> **WHAT THE EXERCISE ASKS**:
Copy every line of the listing that holds the string "Number".

> **DATA SUPPLIED**:
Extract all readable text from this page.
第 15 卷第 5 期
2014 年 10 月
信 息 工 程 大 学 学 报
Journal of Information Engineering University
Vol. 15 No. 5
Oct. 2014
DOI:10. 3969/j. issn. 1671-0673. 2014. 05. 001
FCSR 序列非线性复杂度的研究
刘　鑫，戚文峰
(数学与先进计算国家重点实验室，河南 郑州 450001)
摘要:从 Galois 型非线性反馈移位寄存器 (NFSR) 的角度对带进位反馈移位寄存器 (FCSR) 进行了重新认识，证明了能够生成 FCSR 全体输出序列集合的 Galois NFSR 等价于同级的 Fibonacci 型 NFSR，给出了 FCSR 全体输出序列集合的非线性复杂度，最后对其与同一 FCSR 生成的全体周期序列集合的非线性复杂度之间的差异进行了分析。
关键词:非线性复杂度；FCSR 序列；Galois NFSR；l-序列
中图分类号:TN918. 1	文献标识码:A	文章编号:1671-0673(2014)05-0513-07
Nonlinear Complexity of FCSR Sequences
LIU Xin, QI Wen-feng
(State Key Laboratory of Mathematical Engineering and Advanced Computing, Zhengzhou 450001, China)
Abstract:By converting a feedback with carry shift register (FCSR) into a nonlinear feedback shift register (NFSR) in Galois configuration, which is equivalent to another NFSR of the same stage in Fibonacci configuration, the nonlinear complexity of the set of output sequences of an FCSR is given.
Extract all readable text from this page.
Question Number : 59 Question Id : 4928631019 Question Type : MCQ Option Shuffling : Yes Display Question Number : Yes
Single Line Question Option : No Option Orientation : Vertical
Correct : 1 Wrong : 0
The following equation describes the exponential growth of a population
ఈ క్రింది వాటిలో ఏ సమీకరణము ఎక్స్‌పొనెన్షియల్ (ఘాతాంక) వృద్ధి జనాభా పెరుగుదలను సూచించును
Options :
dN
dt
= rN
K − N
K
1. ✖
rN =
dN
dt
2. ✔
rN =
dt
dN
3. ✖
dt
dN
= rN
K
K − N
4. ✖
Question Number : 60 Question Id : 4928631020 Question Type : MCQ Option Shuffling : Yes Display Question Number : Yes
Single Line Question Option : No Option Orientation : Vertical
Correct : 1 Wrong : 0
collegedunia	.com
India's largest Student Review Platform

> **COMPLETED TASK**:
Question Number : 59 Question Id : 4928631019 Question Type : MCQ Option Shuffling : Yes Display Question Number : Yes
Question Number : 60 Question Id : 4928631020 Question Type : MCQ Option Shuffling : Yes Display Question Number : Yes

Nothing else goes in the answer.